**GOAL OF THE EXERCISE**
Tally every line of the listing where the string "CAMPAGNA" is found, and state the total alone.

**DATA IN THIS EXERCISE**
⟨
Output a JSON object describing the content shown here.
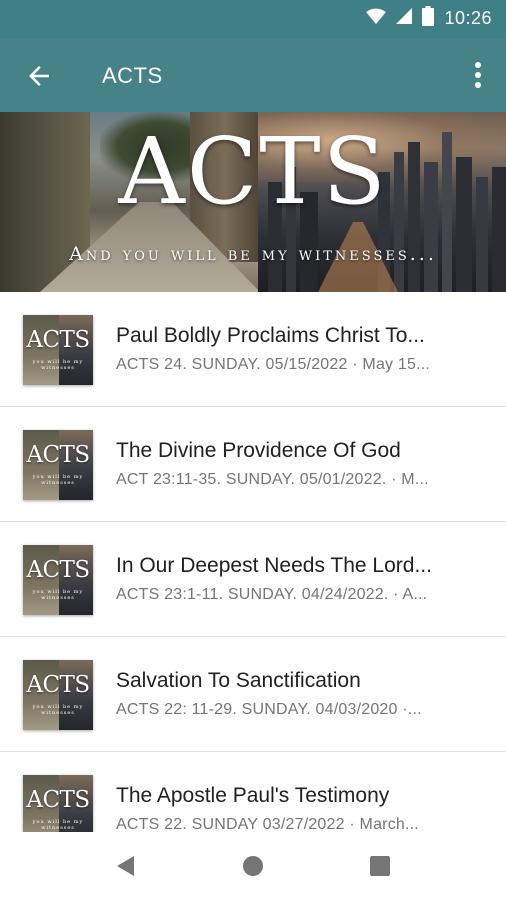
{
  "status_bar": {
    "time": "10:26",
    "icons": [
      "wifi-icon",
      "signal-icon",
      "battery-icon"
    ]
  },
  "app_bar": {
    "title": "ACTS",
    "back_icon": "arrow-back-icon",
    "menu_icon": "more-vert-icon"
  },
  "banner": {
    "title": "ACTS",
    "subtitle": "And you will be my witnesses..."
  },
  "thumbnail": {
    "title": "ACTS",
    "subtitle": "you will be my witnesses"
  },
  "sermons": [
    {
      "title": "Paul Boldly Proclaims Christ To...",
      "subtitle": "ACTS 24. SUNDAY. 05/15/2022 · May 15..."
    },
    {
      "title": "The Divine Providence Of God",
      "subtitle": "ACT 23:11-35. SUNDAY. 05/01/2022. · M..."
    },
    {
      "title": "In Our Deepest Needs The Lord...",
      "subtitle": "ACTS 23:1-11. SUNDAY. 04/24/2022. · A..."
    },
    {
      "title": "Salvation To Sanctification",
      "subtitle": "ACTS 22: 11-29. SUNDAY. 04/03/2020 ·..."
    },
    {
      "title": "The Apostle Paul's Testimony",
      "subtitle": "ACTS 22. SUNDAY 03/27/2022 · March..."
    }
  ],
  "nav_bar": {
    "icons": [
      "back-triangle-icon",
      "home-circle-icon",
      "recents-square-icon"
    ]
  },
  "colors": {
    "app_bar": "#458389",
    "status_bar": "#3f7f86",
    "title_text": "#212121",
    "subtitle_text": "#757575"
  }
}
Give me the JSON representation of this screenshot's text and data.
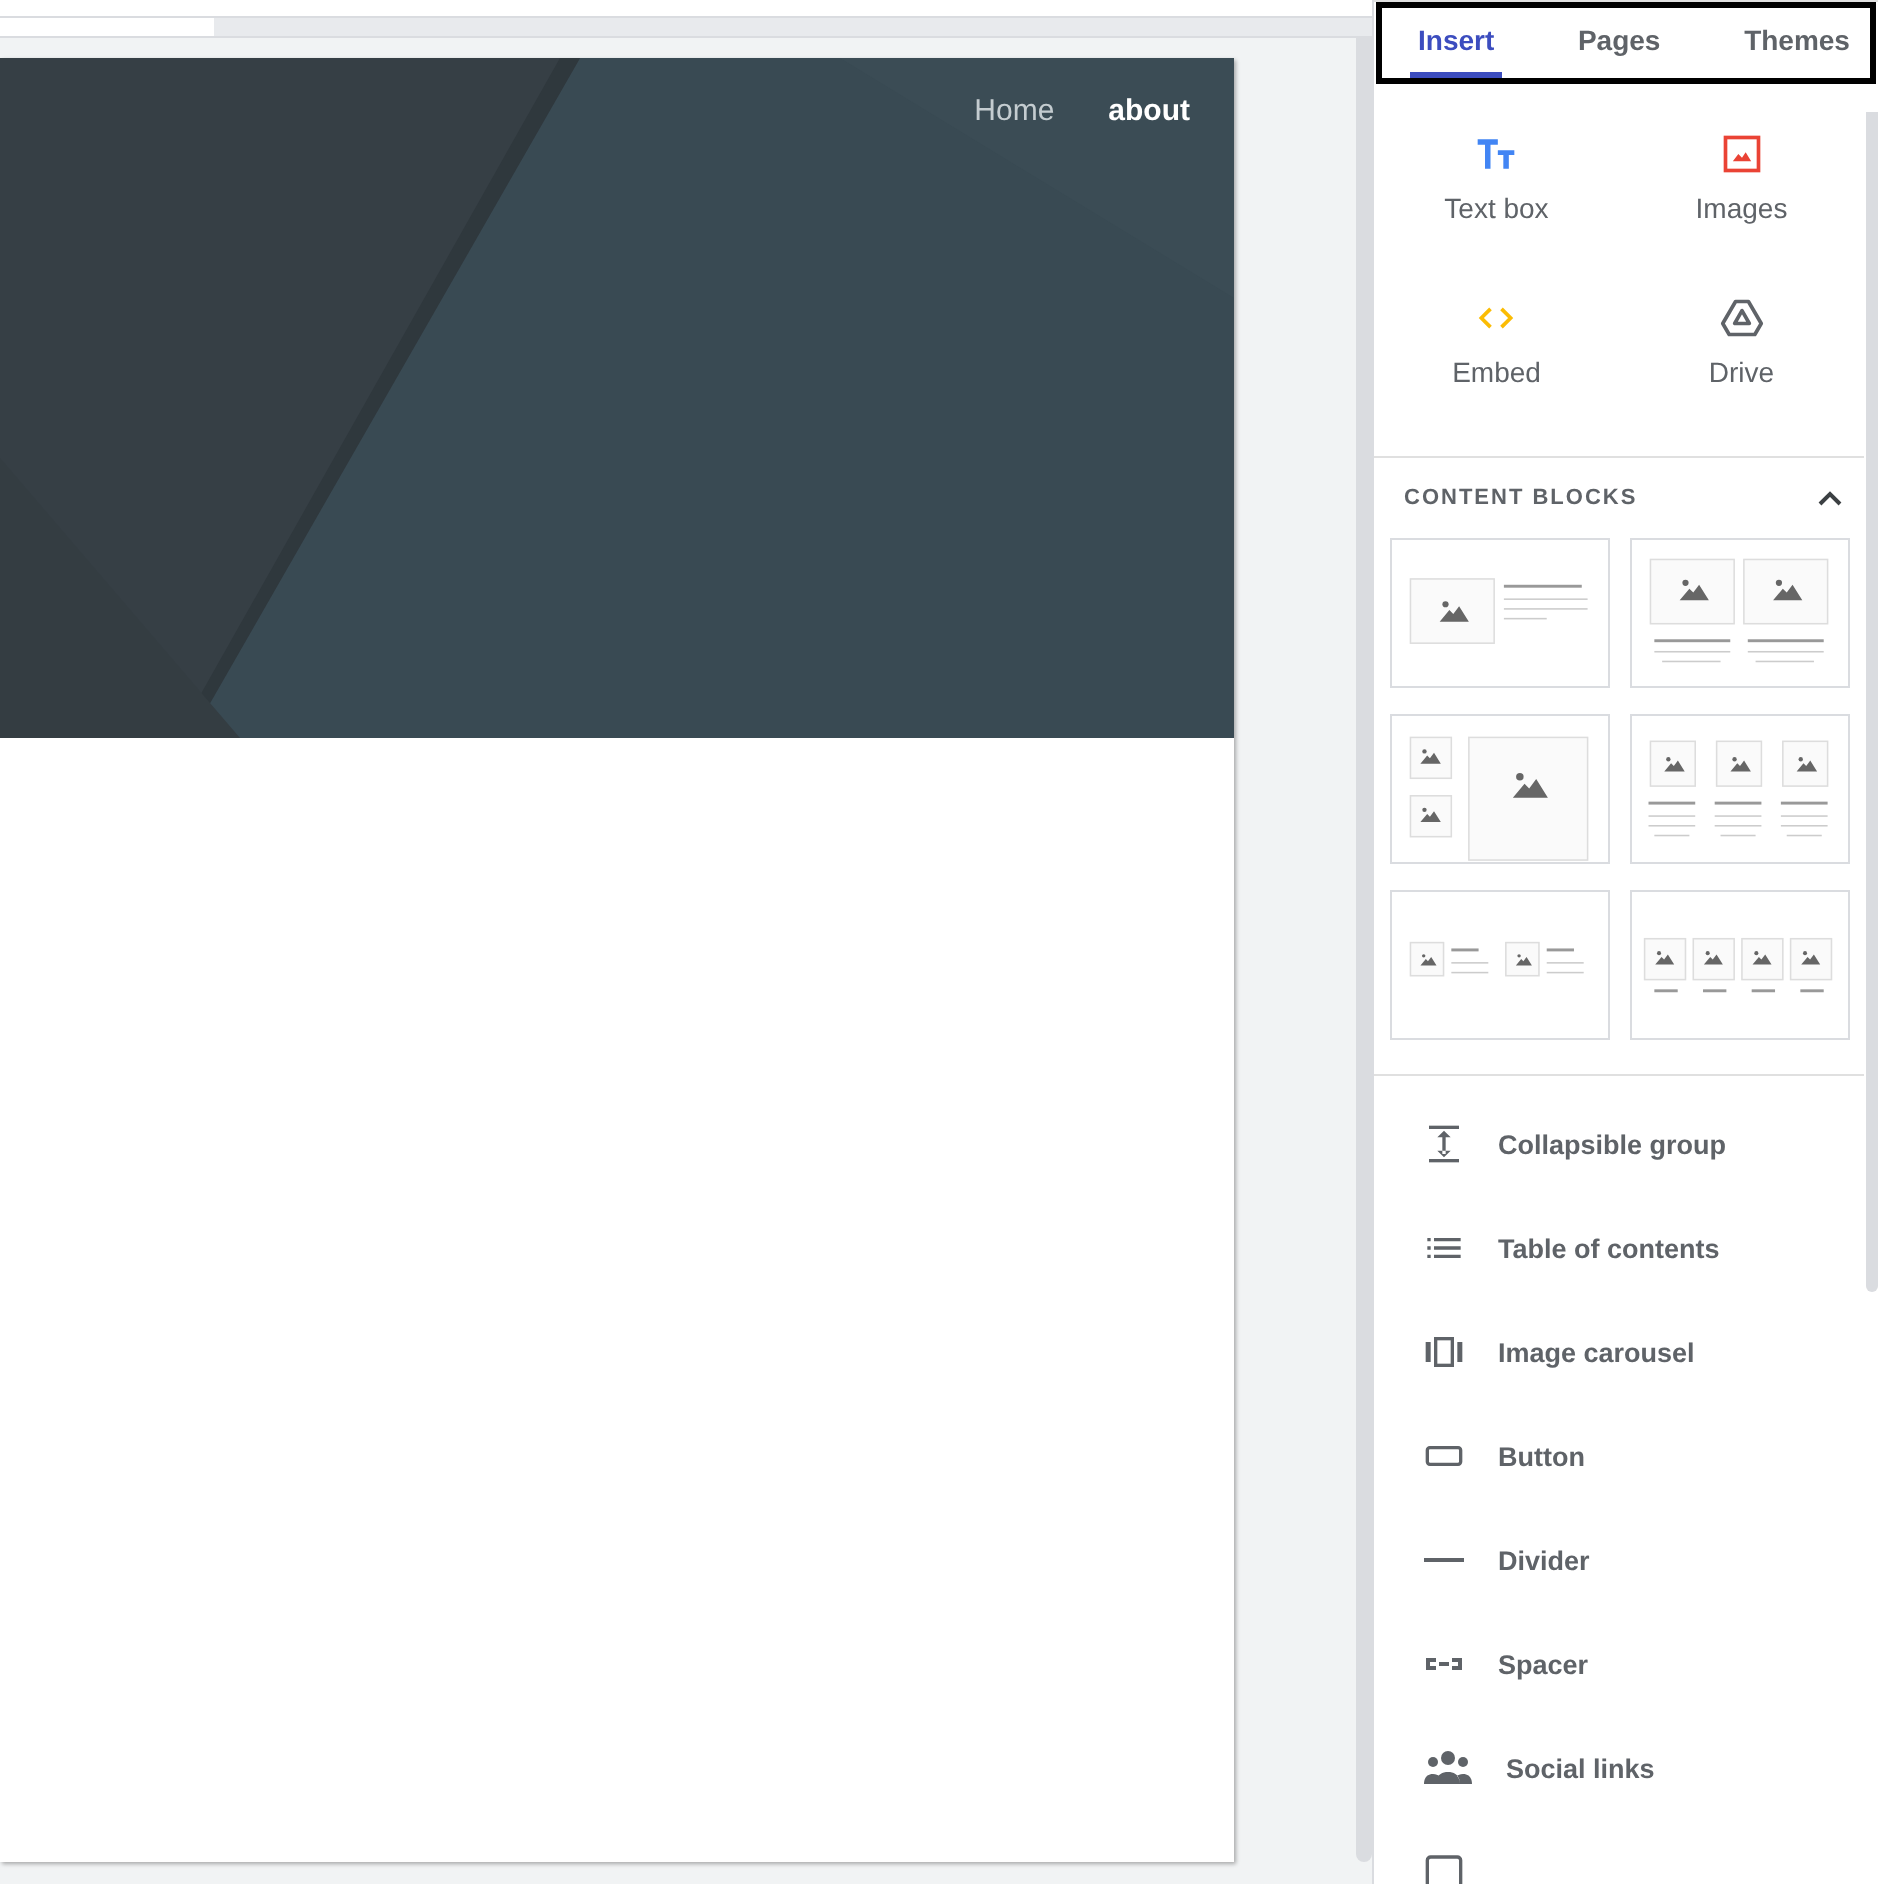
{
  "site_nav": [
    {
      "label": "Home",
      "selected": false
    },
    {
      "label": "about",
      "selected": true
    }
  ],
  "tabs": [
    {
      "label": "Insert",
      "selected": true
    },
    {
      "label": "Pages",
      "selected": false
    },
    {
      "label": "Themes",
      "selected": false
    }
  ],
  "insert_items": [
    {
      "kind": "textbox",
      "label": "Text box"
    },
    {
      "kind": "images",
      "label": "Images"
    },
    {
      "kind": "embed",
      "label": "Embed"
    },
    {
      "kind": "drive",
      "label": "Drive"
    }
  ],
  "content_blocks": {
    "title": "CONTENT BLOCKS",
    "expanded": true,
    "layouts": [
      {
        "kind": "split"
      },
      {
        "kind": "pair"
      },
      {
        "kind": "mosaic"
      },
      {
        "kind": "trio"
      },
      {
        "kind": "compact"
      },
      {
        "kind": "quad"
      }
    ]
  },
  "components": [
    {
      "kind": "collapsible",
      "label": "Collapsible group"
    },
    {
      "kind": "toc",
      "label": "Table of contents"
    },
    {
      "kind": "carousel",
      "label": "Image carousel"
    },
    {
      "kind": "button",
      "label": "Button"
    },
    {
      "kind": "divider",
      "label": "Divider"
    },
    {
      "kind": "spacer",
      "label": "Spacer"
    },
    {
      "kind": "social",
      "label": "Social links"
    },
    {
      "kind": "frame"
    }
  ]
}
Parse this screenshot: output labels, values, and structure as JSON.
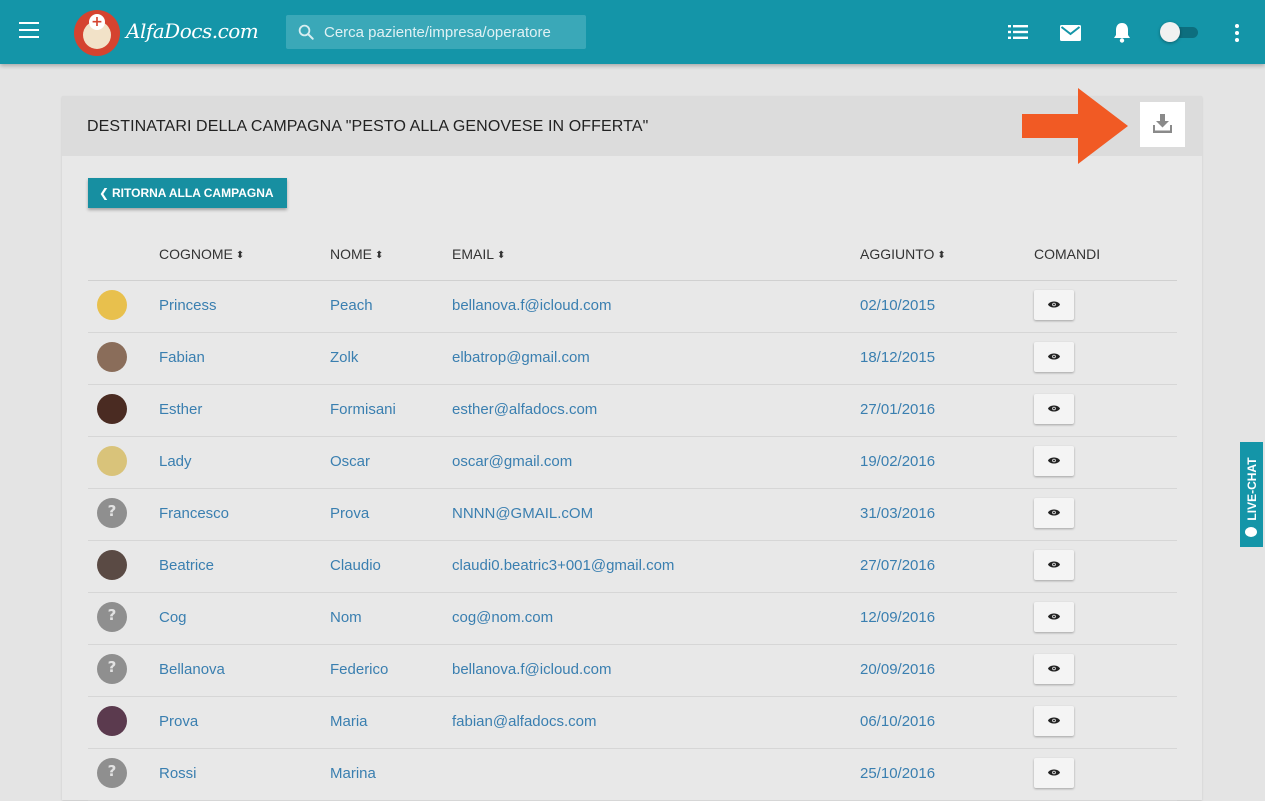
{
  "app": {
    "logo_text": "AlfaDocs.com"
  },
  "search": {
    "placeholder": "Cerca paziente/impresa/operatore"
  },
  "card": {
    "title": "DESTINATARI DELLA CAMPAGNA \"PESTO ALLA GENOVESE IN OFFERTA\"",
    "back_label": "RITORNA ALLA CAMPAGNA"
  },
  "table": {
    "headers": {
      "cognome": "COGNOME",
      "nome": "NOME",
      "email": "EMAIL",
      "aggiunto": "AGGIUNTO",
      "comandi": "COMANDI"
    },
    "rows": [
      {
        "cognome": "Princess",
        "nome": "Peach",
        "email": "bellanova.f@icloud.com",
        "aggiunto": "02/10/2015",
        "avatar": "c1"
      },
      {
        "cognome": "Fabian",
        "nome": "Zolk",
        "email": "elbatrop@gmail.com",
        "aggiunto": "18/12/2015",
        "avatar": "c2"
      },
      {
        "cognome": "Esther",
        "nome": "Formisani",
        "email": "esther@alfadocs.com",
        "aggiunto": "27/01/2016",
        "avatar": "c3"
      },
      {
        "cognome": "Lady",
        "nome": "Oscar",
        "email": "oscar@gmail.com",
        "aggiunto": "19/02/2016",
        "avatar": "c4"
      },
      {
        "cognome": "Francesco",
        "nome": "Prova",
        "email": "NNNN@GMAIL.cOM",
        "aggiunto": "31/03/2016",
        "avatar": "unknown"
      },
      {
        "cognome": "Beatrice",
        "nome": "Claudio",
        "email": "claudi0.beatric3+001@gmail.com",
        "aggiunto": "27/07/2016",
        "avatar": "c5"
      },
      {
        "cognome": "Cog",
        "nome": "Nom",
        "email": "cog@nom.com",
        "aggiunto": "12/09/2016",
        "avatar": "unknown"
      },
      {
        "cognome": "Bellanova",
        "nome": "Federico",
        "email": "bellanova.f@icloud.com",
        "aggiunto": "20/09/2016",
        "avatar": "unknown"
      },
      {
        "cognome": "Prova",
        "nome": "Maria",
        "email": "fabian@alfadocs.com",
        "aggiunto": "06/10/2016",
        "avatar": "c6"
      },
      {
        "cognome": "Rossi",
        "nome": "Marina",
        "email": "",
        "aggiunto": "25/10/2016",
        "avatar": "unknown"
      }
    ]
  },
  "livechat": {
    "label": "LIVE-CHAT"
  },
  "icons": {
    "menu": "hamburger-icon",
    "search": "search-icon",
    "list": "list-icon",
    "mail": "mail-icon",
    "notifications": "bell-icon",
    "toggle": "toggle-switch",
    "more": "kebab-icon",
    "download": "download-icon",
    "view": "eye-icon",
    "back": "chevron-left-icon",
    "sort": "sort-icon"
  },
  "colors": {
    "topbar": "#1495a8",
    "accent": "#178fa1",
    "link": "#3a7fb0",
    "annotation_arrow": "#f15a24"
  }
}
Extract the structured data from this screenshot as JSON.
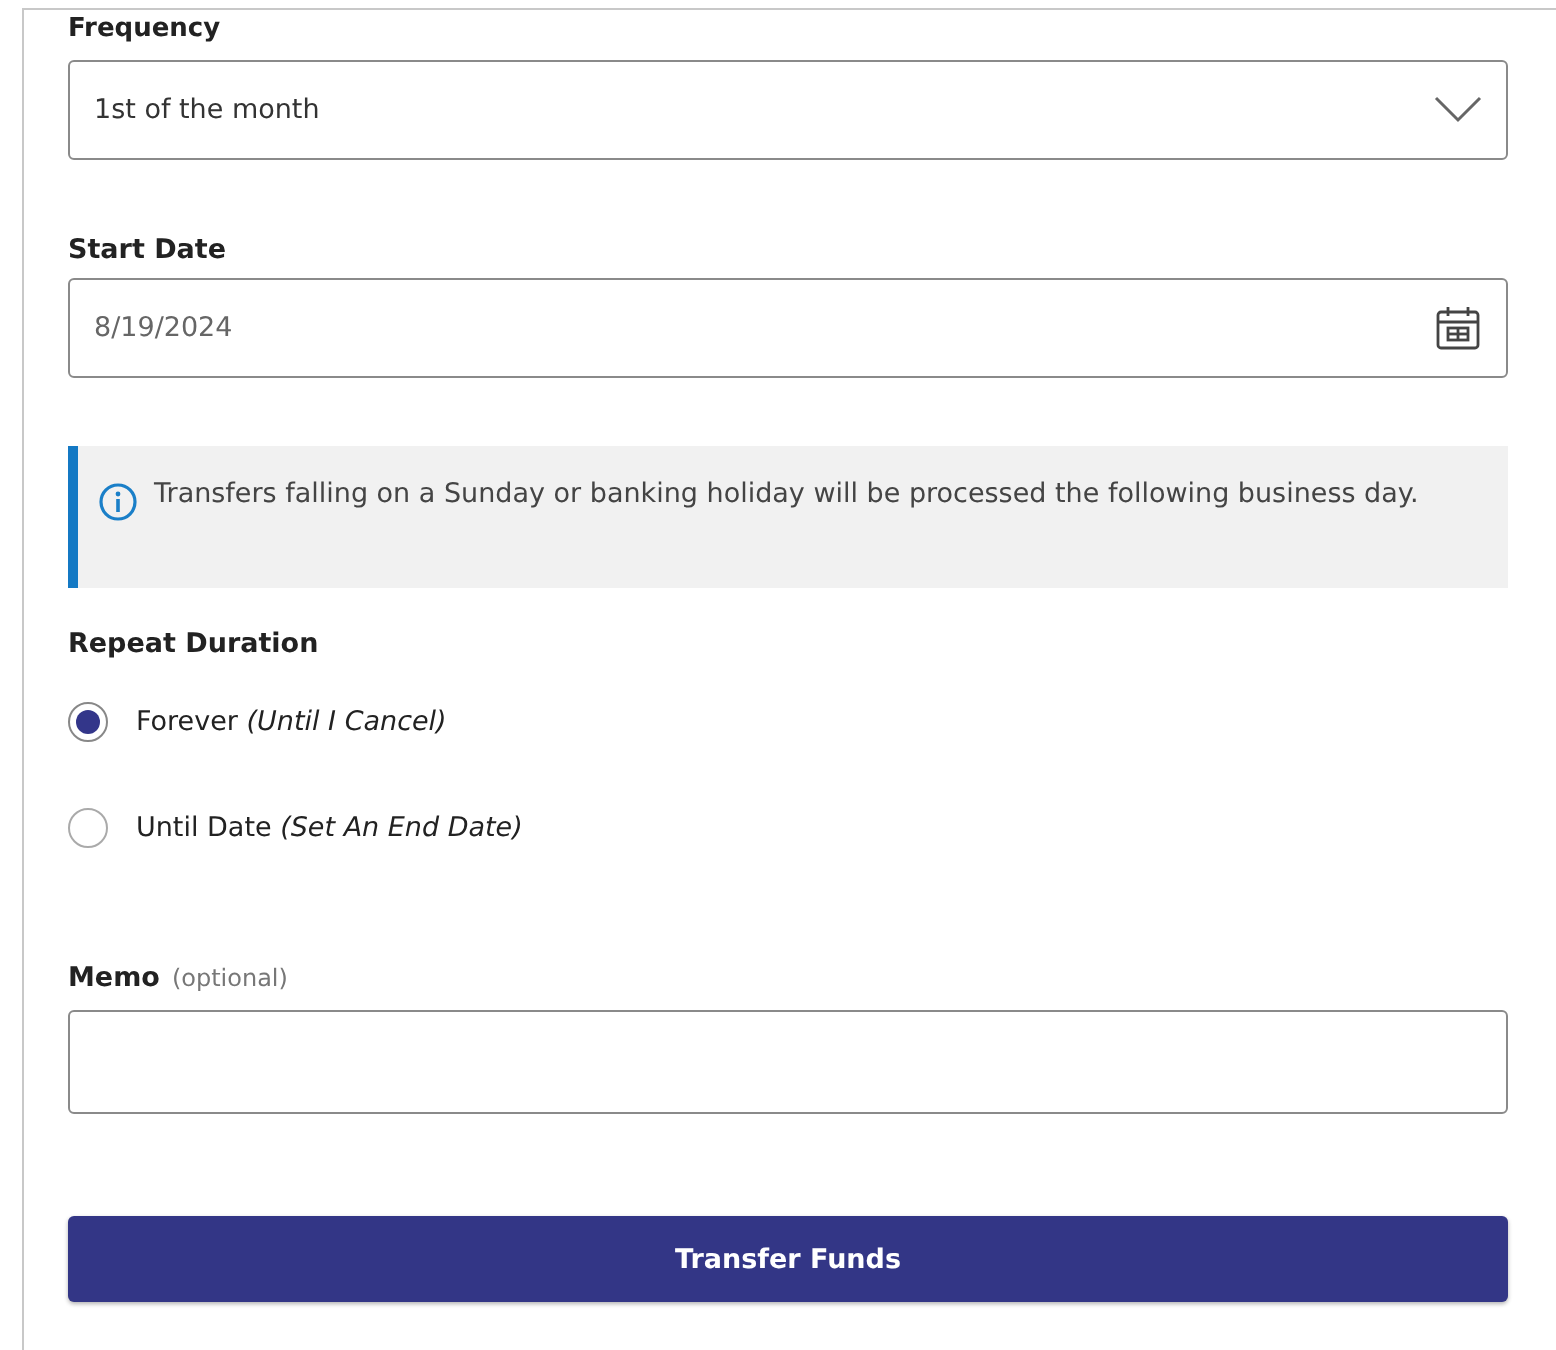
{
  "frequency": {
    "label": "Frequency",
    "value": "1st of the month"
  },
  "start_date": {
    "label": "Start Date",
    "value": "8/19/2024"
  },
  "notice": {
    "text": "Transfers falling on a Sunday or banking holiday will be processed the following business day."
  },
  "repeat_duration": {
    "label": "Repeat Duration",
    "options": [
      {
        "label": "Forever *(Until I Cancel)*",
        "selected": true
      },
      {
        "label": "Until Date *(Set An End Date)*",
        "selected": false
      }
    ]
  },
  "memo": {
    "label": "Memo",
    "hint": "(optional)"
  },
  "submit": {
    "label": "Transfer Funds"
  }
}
⟩
**ANSWER FOR THIS EXERCISE**
2